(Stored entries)
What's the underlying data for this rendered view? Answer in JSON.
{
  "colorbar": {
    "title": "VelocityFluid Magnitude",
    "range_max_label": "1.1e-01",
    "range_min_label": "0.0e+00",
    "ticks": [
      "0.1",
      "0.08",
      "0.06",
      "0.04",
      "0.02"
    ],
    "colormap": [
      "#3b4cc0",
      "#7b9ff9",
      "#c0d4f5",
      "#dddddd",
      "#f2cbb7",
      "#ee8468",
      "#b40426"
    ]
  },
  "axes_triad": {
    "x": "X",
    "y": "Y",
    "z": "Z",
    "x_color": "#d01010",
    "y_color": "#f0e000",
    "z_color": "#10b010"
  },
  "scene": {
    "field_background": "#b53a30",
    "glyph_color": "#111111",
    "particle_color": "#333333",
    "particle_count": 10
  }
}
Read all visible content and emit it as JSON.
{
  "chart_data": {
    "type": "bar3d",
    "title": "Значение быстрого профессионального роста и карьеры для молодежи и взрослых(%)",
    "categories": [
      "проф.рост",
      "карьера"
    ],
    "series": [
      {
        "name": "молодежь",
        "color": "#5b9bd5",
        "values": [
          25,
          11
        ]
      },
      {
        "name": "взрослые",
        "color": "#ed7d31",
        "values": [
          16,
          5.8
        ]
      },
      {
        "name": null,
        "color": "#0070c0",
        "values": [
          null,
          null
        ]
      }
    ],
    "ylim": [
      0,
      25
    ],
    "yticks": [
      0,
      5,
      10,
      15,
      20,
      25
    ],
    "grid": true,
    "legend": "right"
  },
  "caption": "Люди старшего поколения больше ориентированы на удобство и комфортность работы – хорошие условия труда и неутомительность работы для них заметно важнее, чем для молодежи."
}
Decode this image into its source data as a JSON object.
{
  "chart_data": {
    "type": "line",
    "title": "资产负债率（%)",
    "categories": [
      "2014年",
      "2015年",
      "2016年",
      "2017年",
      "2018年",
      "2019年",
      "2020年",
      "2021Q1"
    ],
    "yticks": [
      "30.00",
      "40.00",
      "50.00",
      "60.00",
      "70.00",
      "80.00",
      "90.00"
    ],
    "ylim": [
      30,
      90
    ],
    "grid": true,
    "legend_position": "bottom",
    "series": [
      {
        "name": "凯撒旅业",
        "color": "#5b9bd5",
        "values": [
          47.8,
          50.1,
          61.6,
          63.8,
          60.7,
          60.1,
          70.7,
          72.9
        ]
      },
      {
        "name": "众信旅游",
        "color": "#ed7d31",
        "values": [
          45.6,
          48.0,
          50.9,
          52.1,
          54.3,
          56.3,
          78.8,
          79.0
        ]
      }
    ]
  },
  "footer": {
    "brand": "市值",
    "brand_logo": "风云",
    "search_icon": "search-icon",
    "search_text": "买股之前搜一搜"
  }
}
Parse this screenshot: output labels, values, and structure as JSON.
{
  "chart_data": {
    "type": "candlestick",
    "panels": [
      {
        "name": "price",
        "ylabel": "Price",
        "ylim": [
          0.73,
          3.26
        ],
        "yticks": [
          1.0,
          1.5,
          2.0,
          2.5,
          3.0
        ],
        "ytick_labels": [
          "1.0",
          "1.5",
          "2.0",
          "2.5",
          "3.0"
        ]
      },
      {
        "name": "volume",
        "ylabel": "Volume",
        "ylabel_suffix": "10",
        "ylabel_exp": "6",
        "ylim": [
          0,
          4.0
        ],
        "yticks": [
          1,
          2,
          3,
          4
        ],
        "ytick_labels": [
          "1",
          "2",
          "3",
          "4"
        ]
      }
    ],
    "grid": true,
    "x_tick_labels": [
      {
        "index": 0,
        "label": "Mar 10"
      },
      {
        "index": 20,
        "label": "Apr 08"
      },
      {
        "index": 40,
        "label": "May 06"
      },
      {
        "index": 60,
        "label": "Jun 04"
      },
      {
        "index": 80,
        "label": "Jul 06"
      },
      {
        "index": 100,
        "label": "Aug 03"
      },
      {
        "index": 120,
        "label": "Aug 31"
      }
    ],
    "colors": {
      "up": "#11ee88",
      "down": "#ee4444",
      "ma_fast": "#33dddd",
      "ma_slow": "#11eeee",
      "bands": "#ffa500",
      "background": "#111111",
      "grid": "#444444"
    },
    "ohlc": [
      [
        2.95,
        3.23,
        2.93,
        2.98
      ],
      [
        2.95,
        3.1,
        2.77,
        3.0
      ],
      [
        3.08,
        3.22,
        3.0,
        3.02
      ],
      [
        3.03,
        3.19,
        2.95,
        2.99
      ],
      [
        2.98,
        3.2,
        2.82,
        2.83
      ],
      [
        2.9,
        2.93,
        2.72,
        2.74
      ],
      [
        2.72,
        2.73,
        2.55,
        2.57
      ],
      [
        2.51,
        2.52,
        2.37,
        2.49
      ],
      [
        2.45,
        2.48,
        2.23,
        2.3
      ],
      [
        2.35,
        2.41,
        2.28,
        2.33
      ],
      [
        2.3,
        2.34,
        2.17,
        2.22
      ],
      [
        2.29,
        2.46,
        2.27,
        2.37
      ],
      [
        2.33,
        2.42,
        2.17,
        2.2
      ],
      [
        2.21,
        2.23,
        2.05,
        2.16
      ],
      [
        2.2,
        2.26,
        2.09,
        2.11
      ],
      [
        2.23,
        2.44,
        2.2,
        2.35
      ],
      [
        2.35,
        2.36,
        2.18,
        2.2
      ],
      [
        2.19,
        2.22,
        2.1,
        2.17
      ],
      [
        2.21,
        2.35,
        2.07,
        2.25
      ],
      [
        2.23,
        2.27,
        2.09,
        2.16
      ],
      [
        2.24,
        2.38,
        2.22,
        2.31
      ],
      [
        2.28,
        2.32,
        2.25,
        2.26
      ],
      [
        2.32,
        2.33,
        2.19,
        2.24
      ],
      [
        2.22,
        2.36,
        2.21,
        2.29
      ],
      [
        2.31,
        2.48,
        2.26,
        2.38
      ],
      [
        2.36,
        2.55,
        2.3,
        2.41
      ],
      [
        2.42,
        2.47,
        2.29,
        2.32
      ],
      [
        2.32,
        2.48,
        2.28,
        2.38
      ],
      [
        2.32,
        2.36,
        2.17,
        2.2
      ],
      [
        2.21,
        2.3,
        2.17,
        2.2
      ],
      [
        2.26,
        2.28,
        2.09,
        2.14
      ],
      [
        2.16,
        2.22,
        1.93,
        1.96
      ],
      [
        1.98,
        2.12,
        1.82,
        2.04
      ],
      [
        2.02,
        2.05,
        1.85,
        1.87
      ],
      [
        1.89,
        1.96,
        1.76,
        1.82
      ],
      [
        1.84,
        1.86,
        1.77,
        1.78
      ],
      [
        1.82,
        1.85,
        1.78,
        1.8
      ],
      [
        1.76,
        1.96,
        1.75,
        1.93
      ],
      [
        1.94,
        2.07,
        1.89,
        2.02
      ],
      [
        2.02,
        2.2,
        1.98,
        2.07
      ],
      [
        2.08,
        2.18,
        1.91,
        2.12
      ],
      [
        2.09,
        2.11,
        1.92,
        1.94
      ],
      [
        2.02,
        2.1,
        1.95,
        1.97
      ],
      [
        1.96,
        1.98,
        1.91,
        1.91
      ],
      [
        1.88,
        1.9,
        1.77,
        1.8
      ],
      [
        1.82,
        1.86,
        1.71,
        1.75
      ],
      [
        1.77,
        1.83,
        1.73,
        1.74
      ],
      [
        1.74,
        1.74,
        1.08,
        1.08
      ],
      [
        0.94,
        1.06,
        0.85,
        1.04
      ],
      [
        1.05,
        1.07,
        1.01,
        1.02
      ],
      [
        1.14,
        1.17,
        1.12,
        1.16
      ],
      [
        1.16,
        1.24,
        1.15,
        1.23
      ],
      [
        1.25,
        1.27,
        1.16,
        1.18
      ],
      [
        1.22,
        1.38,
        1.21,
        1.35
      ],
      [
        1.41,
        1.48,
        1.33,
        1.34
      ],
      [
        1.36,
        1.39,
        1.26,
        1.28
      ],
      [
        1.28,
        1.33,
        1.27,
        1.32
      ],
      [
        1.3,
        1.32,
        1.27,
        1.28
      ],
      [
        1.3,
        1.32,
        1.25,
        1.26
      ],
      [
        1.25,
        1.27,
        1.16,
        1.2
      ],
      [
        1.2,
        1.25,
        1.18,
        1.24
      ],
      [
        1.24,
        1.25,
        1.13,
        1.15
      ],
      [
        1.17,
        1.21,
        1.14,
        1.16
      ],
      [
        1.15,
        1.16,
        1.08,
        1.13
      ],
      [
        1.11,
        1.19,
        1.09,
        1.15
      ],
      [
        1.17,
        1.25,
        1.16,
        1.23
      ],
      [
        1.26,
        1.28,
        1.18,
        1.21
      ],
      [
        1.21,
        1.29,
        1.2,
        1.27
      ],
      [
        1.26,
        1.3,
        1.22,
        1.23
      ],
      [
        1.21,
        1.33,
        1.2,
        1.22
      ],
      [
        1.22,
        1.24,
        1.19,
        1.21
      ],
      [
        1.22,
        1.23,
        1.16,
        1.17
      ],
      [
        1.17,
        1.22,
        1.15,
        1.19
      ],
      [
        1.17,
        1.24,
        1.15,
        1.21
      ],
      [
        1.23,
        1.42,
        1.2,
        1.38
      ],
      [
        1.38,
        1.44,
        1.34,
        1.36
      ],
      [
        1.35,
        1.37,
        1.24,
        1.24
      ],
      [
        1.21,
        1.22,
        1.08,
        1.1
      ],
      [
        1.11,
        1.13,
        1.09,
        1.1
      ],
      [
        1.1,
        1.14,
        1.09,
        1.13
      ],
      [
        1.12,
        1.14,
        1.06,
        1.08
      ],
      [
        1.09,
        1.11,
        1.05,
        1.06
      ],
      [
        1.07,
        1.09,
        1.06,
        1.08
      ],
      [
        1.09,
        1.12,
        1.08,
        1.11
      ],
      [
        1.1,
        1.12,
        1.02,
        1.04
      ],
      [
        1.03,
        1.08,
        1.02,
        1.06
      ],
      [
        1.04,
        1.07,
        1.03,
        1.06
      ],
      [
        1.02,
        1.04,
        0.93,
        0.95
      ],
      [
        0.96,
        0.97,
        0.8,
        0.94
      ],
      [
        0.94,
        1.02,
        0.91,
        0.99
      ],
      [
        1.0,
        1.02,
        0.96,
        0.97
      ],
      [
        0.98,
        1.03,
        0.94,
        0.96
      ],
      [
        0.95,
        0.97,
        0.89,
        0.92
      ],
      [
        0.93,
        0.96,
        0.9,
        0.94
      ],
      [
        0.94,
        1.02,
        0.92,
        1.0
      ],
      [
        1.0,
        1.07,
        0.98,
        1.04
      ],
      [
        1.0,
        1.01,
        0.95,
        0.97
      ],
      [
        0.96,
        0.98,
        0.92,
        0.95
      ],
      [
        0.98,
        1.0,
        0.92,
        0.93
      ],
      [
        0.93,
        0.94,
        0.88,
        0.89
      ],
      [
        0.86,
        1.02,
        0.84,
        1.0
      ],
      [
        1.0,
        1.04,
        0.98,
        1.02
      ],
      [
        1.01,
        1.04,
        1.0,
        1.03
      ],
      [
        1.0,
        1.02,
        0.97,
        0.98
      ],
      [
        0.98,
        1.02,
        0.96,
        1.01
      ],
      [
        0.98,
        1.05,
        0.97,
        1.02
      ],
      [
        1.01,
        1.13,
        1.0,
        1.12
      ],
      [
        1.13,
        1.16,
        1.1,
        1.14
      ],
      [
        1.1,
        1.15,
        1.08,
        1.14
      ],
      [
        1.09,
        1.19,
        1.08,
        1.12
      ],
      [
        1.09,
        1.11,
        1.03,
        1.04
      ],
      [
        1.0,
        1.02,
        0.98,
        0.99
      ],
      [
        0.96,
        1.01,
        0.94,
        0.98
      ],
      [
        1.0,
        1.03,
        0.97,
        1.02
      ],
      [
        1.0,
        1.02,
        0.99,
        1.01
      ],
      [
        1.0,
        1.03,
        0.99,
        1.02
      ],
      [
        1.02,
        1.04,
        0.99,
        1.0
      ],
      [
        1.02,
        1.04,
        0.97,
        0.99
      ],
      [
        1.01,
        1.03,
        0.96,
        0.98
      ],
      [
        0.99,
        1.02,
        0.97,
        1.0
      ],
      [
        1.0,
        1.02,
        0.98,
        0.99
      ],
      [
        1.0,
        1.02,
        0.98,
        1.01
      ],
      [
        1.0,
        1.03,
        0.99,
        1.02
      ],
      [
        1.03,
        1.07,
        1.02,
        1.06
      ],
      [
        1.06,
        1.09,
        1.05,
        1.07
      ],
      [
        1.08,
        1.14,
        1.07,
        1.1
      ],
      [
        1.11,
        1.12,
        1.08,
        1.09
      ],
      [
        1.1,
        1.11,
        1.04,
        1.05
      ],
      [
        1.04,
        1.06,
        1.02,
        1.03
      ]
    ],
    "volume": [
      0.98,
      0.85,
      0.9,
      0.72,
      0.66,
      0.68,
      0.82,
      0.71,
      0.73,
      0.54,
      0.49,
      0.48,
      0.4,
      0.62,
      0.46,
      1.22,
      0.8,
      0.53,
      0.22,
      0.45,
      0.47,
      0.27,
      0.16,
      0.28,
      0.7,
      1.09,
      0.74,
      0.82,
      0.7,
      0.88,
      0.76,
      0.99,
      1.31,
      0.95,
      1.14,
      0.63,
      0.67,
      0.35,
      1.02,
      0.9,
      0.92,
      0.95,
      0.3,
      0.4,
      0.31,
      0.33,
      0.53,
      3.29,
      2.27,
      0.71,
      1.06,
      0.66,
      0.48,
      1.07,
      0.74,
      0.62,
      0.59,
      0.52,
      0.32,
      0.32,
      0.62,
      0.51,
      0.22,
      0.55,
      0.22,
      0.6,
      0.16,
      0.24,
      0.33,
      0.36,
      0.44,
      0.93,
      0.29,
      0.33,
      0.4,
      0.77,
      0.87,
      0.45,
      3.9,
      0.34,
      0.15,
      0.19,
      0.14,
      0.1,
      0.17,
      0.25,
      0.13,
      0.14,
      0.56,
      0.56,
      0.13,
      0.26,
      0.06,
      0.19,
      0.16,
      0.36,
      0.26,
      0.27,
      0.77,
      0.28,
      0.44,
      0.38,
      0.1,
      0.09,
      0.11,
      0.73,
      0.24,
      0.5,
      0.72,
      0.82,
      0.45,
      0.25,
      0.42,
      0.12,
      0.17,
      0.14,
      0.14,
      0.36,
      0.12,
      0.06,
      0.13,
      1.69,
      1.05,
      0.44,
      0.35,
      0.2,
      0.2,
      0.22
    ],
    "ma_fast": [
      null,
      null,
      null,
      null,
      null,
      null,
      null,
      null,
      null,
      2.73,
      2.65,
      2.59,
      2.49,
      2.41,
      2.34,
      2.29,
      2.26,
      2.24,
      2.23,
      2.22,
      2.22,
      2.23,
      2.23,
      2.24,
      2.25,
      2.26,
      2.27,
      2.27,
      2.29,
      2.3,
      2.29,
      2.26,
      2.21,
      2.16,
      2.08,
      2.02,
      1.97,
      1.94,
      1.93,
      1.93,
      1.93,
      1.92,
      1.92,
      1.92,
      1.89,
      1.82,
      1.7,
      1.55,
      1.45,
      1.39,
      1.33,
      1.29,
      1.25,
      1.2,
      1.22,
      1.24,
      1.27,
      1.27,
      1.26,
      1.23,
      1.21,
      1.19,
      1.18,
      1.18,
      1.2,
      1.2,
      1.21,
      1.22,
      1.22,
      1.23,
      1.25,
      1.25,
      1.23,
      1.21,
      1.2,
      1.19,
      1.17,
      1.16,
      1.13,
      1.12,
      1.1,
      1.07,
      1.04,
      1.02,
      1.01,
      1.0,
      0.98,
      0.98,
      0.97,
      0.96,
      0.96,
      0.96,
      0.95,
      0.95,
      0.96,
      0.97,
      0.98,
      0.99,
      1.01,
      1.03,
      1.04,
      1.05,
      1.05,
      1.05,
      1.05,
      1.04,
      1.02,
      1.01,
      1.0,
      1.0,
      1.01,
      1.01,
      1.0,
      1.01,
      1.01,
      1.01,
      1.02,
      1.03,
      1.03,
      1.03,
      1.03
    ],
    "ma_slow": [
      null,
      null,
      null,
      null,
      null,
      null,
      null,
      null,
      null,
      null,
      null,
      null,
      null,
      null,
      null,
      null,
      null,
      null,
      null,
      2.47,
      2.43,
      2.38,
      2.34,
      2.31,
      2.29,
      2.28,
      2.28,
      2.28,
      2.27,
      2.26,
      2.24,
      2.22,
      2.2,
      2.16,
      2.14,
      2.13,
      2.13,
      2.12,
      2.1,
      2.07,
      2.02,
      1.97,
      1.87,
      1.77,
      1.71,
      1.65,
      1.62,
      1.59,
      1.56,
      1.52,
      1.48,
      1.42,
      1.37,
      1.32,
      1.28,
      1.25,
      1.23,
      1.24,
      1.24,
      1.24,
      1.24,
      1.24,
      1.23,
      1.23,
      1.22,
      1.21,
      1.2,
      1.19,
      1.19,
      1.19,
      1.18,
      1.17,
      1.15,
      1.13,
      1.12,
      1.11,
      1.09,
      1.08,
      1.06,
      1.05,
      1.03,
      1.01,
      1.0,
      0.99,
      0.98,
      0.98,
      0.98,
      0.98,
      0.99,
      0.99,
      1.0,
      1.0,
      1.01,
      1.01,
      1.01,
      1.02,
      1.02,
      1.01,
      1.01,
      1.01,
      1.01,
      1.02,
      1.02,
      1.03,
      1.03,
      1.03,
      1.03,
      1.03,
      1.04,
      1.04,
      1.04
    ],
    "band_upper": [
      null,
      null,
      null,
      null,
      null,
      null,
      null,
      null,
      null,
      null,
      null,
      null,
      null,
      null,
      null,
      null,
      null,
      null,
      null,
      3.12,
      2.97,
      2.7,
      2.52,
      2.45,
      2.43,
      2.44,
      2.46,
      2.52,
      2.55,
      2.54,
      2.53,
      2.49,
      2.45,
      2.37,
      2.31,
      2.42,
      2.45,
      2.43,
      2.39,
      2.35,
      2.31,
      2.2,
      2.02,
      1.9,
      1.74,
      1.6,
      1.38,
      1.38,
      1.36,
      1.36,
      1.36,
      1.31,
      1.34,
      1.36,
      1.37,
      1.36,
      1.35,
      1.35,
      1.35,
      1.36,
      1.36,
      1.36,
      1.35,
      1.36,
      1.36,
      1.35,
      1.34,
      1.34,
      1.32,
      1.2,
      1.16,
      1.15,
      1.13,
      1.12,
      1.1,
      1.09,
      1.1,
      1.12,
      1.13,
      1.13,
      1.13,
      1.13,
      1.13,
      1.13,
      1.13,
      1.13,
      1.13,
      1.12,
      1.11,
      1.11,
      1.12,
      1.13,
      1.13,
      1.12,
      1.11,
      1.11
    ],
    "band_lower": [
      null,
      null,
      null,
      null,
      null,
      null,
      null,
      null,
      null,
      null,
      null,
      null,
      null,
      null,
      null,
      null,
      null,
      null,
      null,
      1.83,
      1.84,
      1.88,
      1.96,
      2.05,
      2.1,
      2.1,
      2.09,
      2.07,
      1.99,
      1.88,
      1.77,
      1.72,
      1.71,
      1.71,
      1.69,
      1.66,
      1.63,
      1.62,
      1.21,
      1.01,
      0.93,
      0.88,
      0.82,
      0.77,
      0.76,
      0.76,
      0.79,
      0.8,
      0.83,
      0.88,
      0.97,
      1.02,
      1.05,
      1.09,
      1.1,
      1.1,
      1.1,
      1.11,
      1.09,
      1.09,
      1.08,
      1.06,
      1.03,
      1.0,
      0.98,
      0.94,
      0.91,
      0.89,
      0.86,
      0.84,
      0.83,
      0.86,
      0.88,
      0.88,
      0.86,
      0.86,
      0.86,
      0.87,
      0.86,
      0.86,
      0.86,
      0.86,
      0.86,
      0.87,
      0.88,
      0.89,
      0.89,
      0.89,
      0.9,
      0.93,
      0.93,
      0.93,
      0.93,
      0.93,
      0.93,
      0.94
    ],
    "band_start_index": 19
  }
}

Aim of the exercise → Look for lines containing the string "type" and copy them all.

Reply to the exercise →
    "type": "bar3d",
    "type": "line",
    "type": "candlestick",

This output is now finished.